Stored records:
________________

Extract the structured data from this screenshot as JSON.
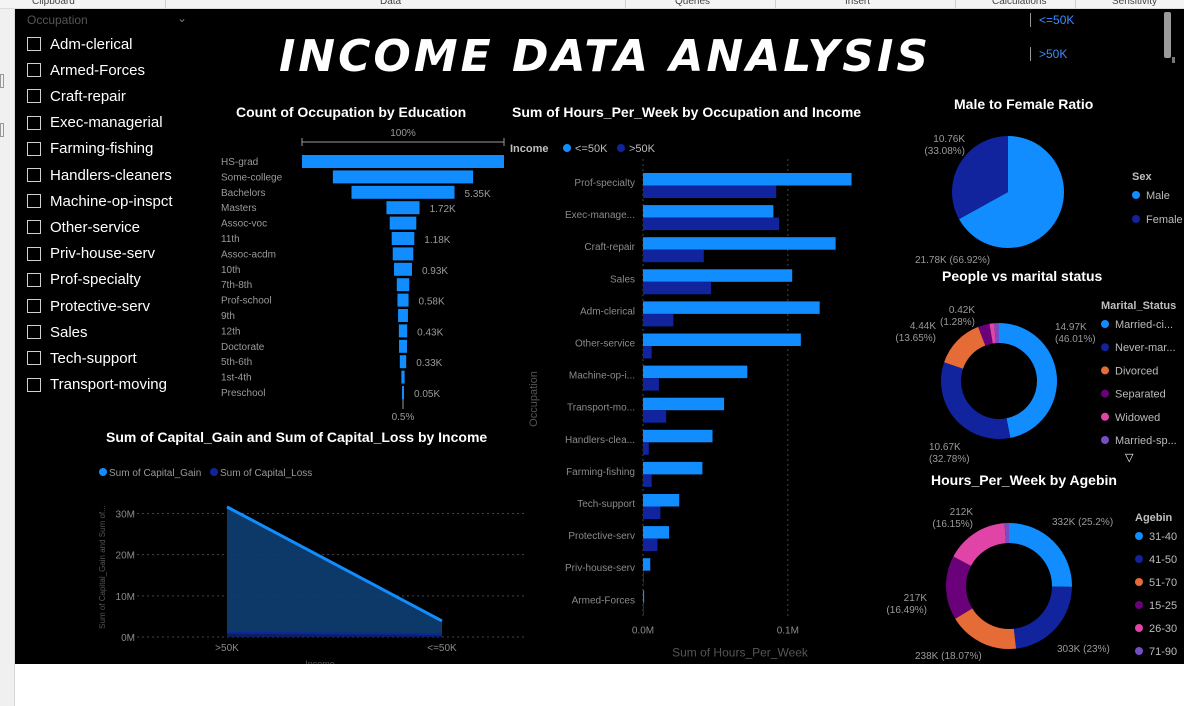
{
  "ribbon": {
    "groups": [
      "Clipboard",
      "Data",
      "Queries",
      "Insert",
      "Calculations",
      "Sensitivity"
    ]
  },
  "title": "INCOME DATA ANALYSIS",
  "slicer": {
    "header": "Occupation",
    "items": [
      "Adm-clerical",
      "Armed-Forces",
      "Craft-repair",
      "Exec-managerial",
      "Farming-fishing",
      "Handlers-cleaners",
      "Machine-op-inspct",
      "Other-service",
      "Priv-house-serv",
      "Prof-specialty",
      "Protective-serv",
      "Sales",
      "Tech-support",
      "Transport-moving"
    ]
  },
  "income_filter": {
    "options": [
      "<=50K",
      ">50K"
    ]
  },
  "colors": {
    "light_blue": "#118dff",
    "dark_blue": "#12239e",
    "orange": "#e66c37",
    "purple": "#6b007b",
    "pink": "#e044a7",
    "violet": "#744ec2",
    "teal": "#2ba0d8"
  },
  "chart_data": [
    {
      "type": "funnel",
      "title": "Count of Occupation by Education",
      "top_label": "100%",
      "bottom_label": "0.5%",
      "categories": [
        "HS-grad",
        "Some-college",
        "Bachelors",
        "Masters",
        "Assoc-voc",
        "11th",
        "Assoc-acdm",
        "10th",
        "7th-8th",
        "Prof-school",
        "9th",
        "12th",
        "Doctorate",
        "5th-6th",
        "1st-4th",
        "Preschool"
      ],
      "values": [
        10501,
        7291,
        5355,
        1723,
        1382,
        1175,
        1067,
        933,
        646,
        576,
        514,
        433,
        413,
        333,
        168,
        51
      ],
      "data_labels": [
        {
          "index": 2,
          "text": "5.35K"
        },
        {
          "index": 3,
          "text": "1.72K"
        },
        {
          "index": 5,
          "text": "1.18K"
        },
        {
          "index": 7,
          "text": "0.93K"
        },
        {
          "index": 9,
          "text": "0.58K"
        },
        {
          "index": 11,
          "text": "0.43K"
        },
        {
          "index": 13,
          "text": "0.33K"
        },
        {
          "index": 15,
          "text": "0.05K"
        }
      ]
    },
    {
      "type": "bar",
      "title": "Sum of Hours_Per_Week by Occupation and Income",
      "legend_title": "Income",
      "xlabel": "Sum of Hours_Per_Week",
      "ylabel": "Occupation",
      "xticks": [
        {
          "v": 0,
          "t": "0.0M"
        },
        {
          "v": 0.1,
          "t": "0.1M"
        }
      ],
      "xlim": [
        0,
        0.145
      ],
      "categories": [
        "Prof-specialty",
        "Exec-manage...",
        "Craft-repair",
        "Sales",
        "Adm-clerical",
        "Other-service",
        "Machine-op-i...",
        "Transport-mo...",
        "Handlers-clea...",
        "Farming-fishing",
        "Tech-support",
        "Protective-serv",
        "Priv-house-serv",
        "Armed-Forces"
      ],
      "series": [
        {
          "name": "<=50K",
          "values": [
            0.144,
            0.09,
            0.133,
            0.103,
            0.122,
            0.109,
            0.072,
            0.056,
            0.048,
            0.041,
            0.025,
            0.018,
            0.005,
            0.0008
          ]
        },
        {
          "name": ">50K",
          "values": [
            0.092,
            0.094,
            0.042,
            0.047,
            0.021,
            0.006,
            0.011,
            0.016,
            0.004,
            0.006,
            0.012,
            0.01,
            0.0003,
            0.0002
          ]
        }
      ]
    },
    {
      "type": "pie",
      "title": "Male to Female Ratio",
      "legend_title": "Sex",
      "slices": [
        {
          "name": "Male",
          "value": 21.78,
          "label": "21.78K (66.92%)"
        },
        {
          "name": "Female",
          "value": 10.76,
          "label": "10.76K (33.08%)"
        }
      ]
    },
    {
      "type": "donut",
      "title": "People vs marital status",
      "legend_title": "Marital_Status",
      "slices": [
        {
          "name": "Married-ci...",
          "value": 14.97,
          "label": "14.97K (46.01%)"
        },
        {
          "name": "Never-mar...",
          "value": 10.67,
          "label": "10.67K (32.78%)"
        },
        {
          "name": "Divorced",
          "value": 4.44,
          "label": "4.44K (13.65%)"
        },
        {
          "name": "Separated",
          "value": 1.03,
          "label": ""
        },
        {
          "name": "Widowed",
          "value": 0.42,
          "label": "0.42K (1.28%)"
        },
        {
          "name": "Married-sp...",
          "value": 0.42,
          "label": ""
        }
      ]
    },
    {
      "type": "donut",
      "title": "Hours_Per_Week by Agebin",
      "legend_title": "Agebin",
      "slices": [
        {
          "name": "31-40",
          "value": 332,
          "label": "332K (25.2%)"
        },
        {
          "name": "41-50",
          "value": 303,
          "label": "303K (23%)"
        },
        {
          "name": "51-70",
          "value": 238,
          "label": "238K (18.07%)"
        },
        {
          "name": "15-25",
          "value": 217,
          "label": "217K (16.49%)"
        },
        {
          "name": "26-30",
          "value": 212,
          "label": "212K (16.15%)"
        },
        {
          "name": "71-90",
          "value": 15,
          "label": ""
        }
      ]
    },
    {
      "type": "area",
      "title": "Sum of Capital_Gain and Sum of Capital_Loss by Income",
      "xlabel": "Income",
      "ylabel": "Sum of Capital_Gain and Sum of...",
      "categories": [
        ">50K",
        "<=50K"
      ],
      "yticks": [
        {
          "v": 0,
          "t": "0M"
        },
        {
          "v": 10,
          "t": "10M"
        },
        {
          "v": 20,
          "t": "20M"
        },
        {
          "v": 30,
          "t": "30M"
        }
      ],
      "ylim": [
        0,
        34
      ],
      "series": [
        {
          "name": "Sum of Capital_Gain",
          "values": [
            31.6,
            3.9
          ]
        },
        {
          "name": "Sum of Capital_Loss",
          "values": [
            1.0,
            0.7
          ]
        }
      ]
    }
  ]
}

________________

**PROBLEM DETAILS**
Repeat the records in full, exactly as they appear, without the pictures.

**RESPONSE BELOW**
Extract the structured data from this screenshot as JSON.
{
  "ribbon": {
    "groups": [
      "Clipboard",
      "Data",
      "Queries",
      "Insert",
      "Calculations",
      "Sensitivity"
    ]
  },
  "title": "INCOME DATA ANALYSIS",
  "slicer": {
    "header": "Occupation",
    "items": [
      "Adm-clerical",
      "Armed-Forces",
      "Craft-repair",
      "Exec-managerial",
      "Farming-fishing",
      "Handlers-cleaners",
      "Machine-op-inspct",
      "Other-service",
      "Priv-house-serv",
      "Prof-specialty",
      "Protective-serv",
      "Sales",
      "Tech-support",
      "Transport-moving"
    ]
  },
  "income_filter": {
    "options": [
      "<=50K",
      ">50K"
    ]
  },
  "colors": {
    "light_blue": "#118dff",
    "dark_blue": "#12239e",
    "orange": "#e66c37",
    "purple": "#6b007b",
    "pink": "#e044a7",
    "violet": "#744ec2",
    "teal": "#2ba0d8"
  },
  "chart_data": [
    {
      "type": "funnel",
      "title": "Count of Occupation by Education",
      "top_label": "100%",
      "bottom_label": "0.5%",
      "categories": [
        "HS-grad",
        "Some-college",
        "Bachelors",
        "Masters",
        "Assoc-voc",
        "11th",
        "Assoc-acdm",
        "10th",
        "7th-8th",
        "Prof-school",
        "9th",
        "12th",
        "Doctorate",
        "5th-6th",
        "1st-4th",
        "Preschool"
      ],
      "values": [
        10501,
        7291,
        5355,
        1723,
        1382,
        1175,
        1067,
        933,
        646,
        576,
        514,
        433,
        413,
        333,
        168,
        51
      ],
      "data_labels": [
        {
          "index": 2,
          "text": "5.35K"
        },
        {
          "index": 3,
          "text": "1.72K"
        },
        {
          "index": 5,
          "text": "1.18K"
        },
        {
          "index": 7,
          "text": "0.93K"
        },
        {
          "index": 9,
          "text": "0.58K"
        },
        {
          "index": 11,
          "text": "0.43K"
        },
        {
          "index": 13,
          "text": "0.33K"
        },
        {
          "index": 15,
          "text": "0.05K"
        }
      ]
    },
    {
      "type": "bar",
      "title": "Sum of Hours_Per_Week by Occupation and Income",
      "legend_title": "Income",
      "xlabel": "Sum of Hours_Per_Week",
      "ylabel": "Occupation",
      "xticks": [
        {
          "v": 0,
          "t": "0.0M"
        },
        {
          "v": 0.1,
          "t": "0.1M"
        }
      ],
      "xlim": [
        0,
        0.145
      ],
      "categories": [
        "Prof-specialty",
        "Exec-manage...",
        "Craft-repair",
        "Sales",
        "Adm-clerical",
        "Other-service",
        "Machine-op-i...",
        "Transport-mo...",
        "Handlers-clea...",
        "Farming-fishing",
        "Tech-support",
        "Protective-serv",
        "Priv-house-serv",
        "Armed-Forces"
      ],
      "series": [
        {
          "name": "<=50K",
          "values": [
            0.144,
            0.09,
            0.133,
            0.103,
            0.122,
            0.109,
            0.072,
            0.056,
            0.048,
            0.041,
            0.025,
            0.018,
            0.005,
            0.0008
          ]
        },
        {
          "name": ">50K",
          "values": [
            0.092,
            0.094,
            0.042,
            0.047,
            0.021,
            0.006,
            0.011,
            0.016,
            0.004,
            0.006,
            0.012,
            0.01,
            0.0003,
            0.0002
          ]
        }
      ]
    },
    {
      "type": "pie",
      "title": "Male to Female Ratio",
      "legend_title": "Sex",
      "slices": [
        {
          "name": "Male",
          "value": 21.78,
          "label": "21.78K (66.92%)"
        },
        {
          "name": "Female",
          "value": 10.76,
          "label": "10.76K (33.08%)"
        }
      ]
    },
    {
      "type": "donut",
      "title": "People vs marital status",
      "legend_title": "Marital_Status",
      "slices": [
        {
          "name": "Married-ci...",
          "value": 14.97,
          "label": "14.97K (46.01%)"
        },
        {
          "name": "Never-mar...",
          "value": 10.67,
          "label": "10.67K (32.78%)"
        },
        {
          "name": "Divorced",
          "value": 4.44,
          "label": "4.44K (13.65%)"
        },
        {
          "name": "Separated",
          "value": 1.03,
          "label": ""
        },
        {
          "name": "Widowed",
          "value": 0.42,
          "label": "0.42K (1.28%)"
        },
        {
          "name": "Married-sp...",
          "value": 0.42,
          "label": ""
        }
      ]
    },
    {
      "type": "donut",
      "title": "Hours_Per_Week by Agebin",
      "legend_title": "Agebin",
      "slices": [
        {
          "name": "31-40",
          "value": 332,
          "label": "332K (25.2%)"
        },
        {
          "name": "41-50",
          "value": 303,
          "label": "303K (23%)"
        },
        {
          "name": "51-70",
          "value": 238,
          "label": "238K (18.07%)"
        },
        {
          "name": "15-25",
          "value": 217,
          "label": "217K (16.49%)"
        },
        {
          "name": "26-30",
          "value": 212,
          "label": "212K (16.15%)"
        },
        {
          "name": "71-90",
          "value": 15,
          "label": ""
        }
      ]
    },
    {
      "type": "area",
      "title": "Sum of Capital_Gain and Sum of Capital_Loss by Income",
      "xlabel": "Income",
      "ylabel": "Sum of Capital_Gain and Sum of...",
      "categories": [
        ">50K",
        "<=50K"
      ],
      "yticks": [
        {
          "v": 0,
          "t": "0M"
        },
        {
          "v": 10,
          "t": "10M"
        },
        {
          "v": 20,
          "t": "20M"
        },
        {
          "v": 30,
          "t": "30M"
        }
      ],
      "ylim": [
        0,
        34
      ],
      "series": [
        {
          "name": "Sum of Capital_Gain",
          "values": [
            31.6,
            3.9
          ]
        },
        {
          "name": "Sum of Capital_Loss",
          "values": [
            1.0,
            0.7
          ]
        }
      ]
    }
  ]
}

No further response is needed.